- **Direction**: Take all the material and copy it exactly.

-- Begin Information supplied --

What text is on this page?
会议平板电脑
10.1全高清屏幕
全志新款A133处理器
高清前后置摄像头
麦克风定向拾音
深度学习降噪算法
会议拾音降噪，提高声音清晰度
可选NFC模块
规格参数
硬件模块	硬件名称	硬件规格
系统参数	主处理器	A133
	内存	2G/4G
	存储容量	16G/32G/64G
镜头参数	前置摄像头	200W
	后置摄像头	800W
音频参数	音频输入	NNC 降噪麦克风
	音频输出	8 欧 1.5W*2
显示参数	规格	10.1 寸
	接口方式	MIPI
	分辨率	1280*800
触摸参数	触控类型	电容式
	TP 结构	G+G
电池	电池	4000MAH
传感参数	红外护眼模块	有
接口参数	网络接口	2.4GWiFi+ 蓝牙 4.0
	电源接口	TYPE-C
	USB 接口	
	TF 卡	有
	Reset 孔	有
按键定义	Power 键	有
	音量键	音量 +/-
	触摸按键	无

-- End Information supplied --

- **Response for this exercise**:
What text is on this page?
会议平板电脑
10.1全高清屏幕
全志新款A133处理器
高清前后置摄像头
麦克风定向拾音
深度学习降噪算法
会议拾音降噪，提高声音清晰度
可选NFC模块
规格参数
硬件模块	硬件名称	硬件规格
系统参数	主处理器	A133
	内存	2G/4G
	存储容量	16G/32G/64G
镜头参数	前置摄像头	200W
	后置摄像头	800W
音频参数	音频输入	NNC 降噪麦克风
	音频输出	8 欧 1.5W*2
显示参数	规格	10.1 寸
	接口方式	MIPI
	分辨率	1280*800
触摸参数	触控类型	电容式
	TP 结构	G+G
电池	电池	4000MAH
传感参数	红外护眼模块	有
接口参数	网络接口	2.4GWiFi+ 蓝牙 4.0
	电源接口	TYPE-C
	USB 接口	
	TF 卡	有
	Reset 孔	有
按键定义	Power 键	有
	音量键	音量 +/-
	触摸按键	无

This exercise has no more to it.